Copy out the rows below, replacing every "candle-body" with "candlestick-body" and keeping everything else unchanged.

══════════════════════════════

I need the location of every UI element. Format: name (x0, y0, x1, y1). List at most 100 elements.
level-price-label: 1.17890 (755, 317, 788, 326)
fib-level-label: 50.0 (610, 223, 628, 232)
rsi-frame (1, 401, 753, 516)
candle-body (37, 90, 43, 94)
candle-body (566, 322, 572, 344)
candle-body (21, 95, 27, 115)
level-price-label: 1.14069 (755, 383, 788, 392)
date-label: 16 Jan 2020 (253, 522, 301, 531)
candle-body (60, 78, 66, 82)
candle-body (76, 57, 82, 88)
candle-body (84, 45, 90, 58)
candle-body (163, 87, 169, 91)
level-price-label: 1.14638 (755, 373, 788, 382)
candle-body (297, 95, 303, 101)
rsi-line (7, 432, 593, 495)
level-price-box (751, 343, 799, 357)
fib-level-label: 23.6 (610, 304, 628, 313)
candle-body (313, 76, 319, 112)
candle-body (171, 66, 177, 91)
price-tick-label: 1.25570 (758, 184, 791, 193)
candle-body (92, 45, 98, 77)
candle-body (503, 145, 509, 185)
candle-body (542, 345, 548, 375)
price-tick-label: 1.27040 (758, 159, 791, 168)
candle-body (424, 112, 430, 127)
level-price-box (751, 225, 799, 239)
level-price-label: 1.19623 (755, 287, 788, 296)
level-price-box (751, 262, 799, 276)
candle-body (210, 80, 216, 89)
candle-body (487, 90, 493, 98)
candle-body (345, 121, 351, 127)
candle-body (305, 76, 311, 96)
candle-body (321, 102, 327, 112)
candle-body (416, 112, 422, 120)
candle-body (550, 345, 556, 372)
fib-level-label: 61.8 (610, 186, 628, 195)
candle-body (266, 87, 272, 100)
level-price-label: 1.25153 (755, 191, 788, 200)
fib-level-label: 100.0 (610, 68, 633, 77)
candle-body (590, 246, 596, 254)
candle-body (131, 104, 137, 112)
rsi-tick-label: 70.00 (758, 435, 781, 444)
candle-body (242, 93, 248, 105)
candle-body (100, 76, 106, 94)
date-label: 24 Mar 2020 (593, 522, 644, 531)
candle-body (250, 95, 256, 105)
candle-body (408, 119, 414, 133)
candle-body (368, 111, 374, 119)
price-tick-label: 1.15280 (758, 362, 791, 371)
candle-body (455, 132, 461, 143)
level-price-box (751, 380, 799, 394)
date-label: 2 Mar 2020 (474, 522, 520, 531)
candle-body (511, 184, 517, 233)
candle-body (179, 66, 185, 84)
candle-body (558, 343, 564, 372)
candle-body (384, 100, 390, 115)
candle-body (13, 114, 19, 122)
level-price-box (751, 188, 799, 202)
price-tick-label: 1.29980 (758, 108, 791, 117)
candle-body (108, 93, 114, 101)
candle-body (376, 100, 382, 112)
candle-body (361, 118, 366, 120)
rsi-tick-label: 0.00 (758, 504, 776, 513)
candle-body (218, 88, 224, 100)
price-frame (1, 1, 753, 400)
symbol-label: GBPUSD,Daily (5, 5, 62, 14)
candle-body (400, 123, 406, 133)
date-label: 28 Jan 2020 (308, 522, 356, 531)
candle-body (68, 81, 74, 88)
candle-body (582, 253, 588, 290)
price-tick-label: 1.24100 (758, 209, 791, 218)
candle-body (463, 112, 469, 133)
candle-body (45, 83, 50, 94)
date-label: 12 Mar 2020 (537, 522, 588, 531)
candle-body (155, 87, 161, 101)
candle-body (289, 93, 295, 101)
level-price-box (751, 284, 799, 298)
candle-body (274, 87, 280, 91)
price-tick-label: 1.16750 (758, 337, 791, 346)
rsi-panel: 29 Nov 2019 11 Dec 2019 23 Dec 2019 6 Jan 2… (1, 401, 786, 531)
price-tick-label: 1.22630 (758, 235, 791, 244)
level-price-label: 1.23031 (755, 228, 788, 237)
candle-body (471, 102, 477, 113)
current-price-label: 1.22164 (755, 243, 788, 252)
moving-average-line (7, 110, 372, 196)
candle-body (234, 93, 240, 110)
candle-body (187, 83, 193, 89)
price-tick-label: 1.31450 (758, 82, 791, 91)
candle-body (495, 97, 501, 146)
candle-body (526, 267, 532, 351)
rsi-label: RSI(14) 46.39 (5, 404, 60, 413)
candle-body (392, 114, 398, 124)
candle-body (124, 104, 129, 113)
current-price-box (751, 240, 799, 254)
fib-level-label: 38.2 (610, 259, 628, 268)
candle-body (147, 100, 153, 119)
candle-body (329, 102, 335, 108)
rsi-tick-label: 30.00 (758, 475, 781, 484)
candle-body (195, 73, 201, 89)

══════════════════════════════

RESULT FOR THIS TASK
I need the location of every UI element. Format: name (x0, y0, x1, y1). List at most 100 elements.
level-price-label: 1.17890 (755, 317, 788, 326)
fib-level-label: 50.0 (610, 223, 628, 232)
rsi-frame (1, 401, 753, 516)
candlestick-body (37, 90, 43, 94)
candlestick-body (566, 322, 572, 344)
candlestick-body (21, 95, 27, 115)
level-price-label: 1.14069 (755, 383, 788, 392)
date-label: 16 Jan 2020 (253, 522, 301, 531)
candlestick-body (60, 78, 66, 82)
candlestick-body (76, 57, 82, 88)
candlestick-body (84, 45, 90, 58)
candlestick-body (163, 87, 169, 91)
level-price-label: 1.14638 (755, 373, 788, 382)
candlestick-body (297, 95, 303, 101)
rsi-line (7, 432, 593, 495)
level-price-box (751, 343, 799, 357)
fib-level-label: 23.6 (610, 304, 628, 313)
candlestick-body (313, 76, 319, 112)
candlestick-body (171, 66, 177, 91)
price-tick-label: 1.25570 (758, 184, 791, 193)
candlestick-body (92, 45, 98, 77)
candlestick-body (503, 145, 509, 185)
candlestick-body (542, 345, 548, 375)
price-tick-label: 1.27040 (758, 159, 791, 168)
candlestick-body (424, 112, 430, 127)
level-price-box (751, 225, 799, 239)
level-price-label: 1.19623 (755, 287, 788, 296)
level-price-box (751, 262, 799, 276)
candlestick-body (210, 80, 216, 89)
candlestick-body (487, 90, 493, 98)
candlestick-body (345, 121, 351, 127)
candlestick-body (305, 76, 311, 96)
candlestick-body (321, 102, 327, 112)
candlestick-body (416, 112, 422, 120)
candlestick-body (550, 345, 556, 372)
fib-level-label: 61.8 (610, 186, 628, 195)
candlestick-body (266, 87, 272, 100)
level-price-label: 1.25153 (755, 191, 788, 200)
fib-level-label: 100.0 (610, 68, 633, 77)
candlestick-body (590, 246, 596, 254)
candlestick-body (131, 104, 137, 112)
rsi-tick-label: 70.00 (758, 435, 781, 444)
candlestick-body (242, 93, 248, 105)
candlestick-body (100, 76, 106, 94)
date-label: 24 Mar 2020 (593, 522, 644, 531)
candlestick-body (250, 95, 256, 105)
candlestick-body (408, 119, 414, 133)
candlestick-body (368, 111, 374, 119)
price-tick-label: 1.15280 (758, 362, 791, 371)
candlestick-body (455, 132, 461, 143)
level-price-box (751, 380, 799, 394)
date-label: 2 Mar 2020 (474, 522, 520, 531)
candlestick-body (511, 184, 517, 233)
candlestick-body (179, 66, 185, 84)
candlestick-body (558, 343, 564, 372)
candlestick-body (384, 100, 390, 115)
candlestick-body (13, 114, 19, 122)
level-price-box (751, 188, 799, 202)
price-tick-label: 1.29980 (758, 108, 791, 117)
candlestick-body (108, 93, 114, 101)
candlestick-body (376, 100, 382, 112)
candlestick-body (361, 118, 366, 120)
rsi-tick-label: 0.00 (758, 504, 776, 513)
candlestick-body (218, 88, 224, 100)
price-frame (1, 1, 753, 400)
symbol-label: GBPUSD,Daily (5, 5, 62, 14)
candlestick-body (400, 123, 406, 133)
date-label: 28 Jan 2020 (308, 522, 356, 531)
candlestick-body (68, 81, 74, 88)
candlestick-body (582, 253, 588, 290)
price-tick-label: 1.24100 (758, 209, 791, 218)
candlestick-body (463, 112, 469, 133)
candlestick-body (45, 83, 50, 94)
date-label: 12 Mar 2020 (537, 522, 588, 531)
candlestick-body (155, 87, 161, 101)
candlestick-body (289, 93, 295, 101)
level-price-box (751, 284, 799, 298)
candlestick-body (274, 87, 280, 91)
price-tick-label: 1.16750 (758, 337, 791, 346)
rsi-panel: 29 Nov 2019 11 Dec 2019 23 Dec 2019 6 Jan 2… (1, 401, 786, 531)
price-tick-label: 1.22630 (758, 235, 791, 244)
level-price-label: 1.23031 (755, 228, 788, 237)
candlestick-body (471, 102, 477, 113)
current-price-label: 1.22164 (755, 243, 788, 252)
moving-average-line (7, 110, 372, 196)
candlestick-body (234, 93, 240, 110)
candlestick-body (187, 83, 193, 89)
price-tick-label: 1.31450 (758, 82, 791, 91)
candlestick-body (495, 97, 501, 146)
candlestick-body (526, 267, 532, 351)
rsi-label: RSI(14) 46.39 (5, 404, 60, 413)
candlestick-body (392, 114, 398, 124)
candlestick-body (124, 104, 129, 113)
current-price-box (751, 240, 799, 254)
fib-level-label: 38.2 (610, 259, 628, 268)
candlestick-body (147, 100, 153, 119)
candlestick-body (329, 102, 335, 108)
rsi-tick-label: 30.00 (758, 475, 781, 484)
candlestick-body (195, 73, 201, 89)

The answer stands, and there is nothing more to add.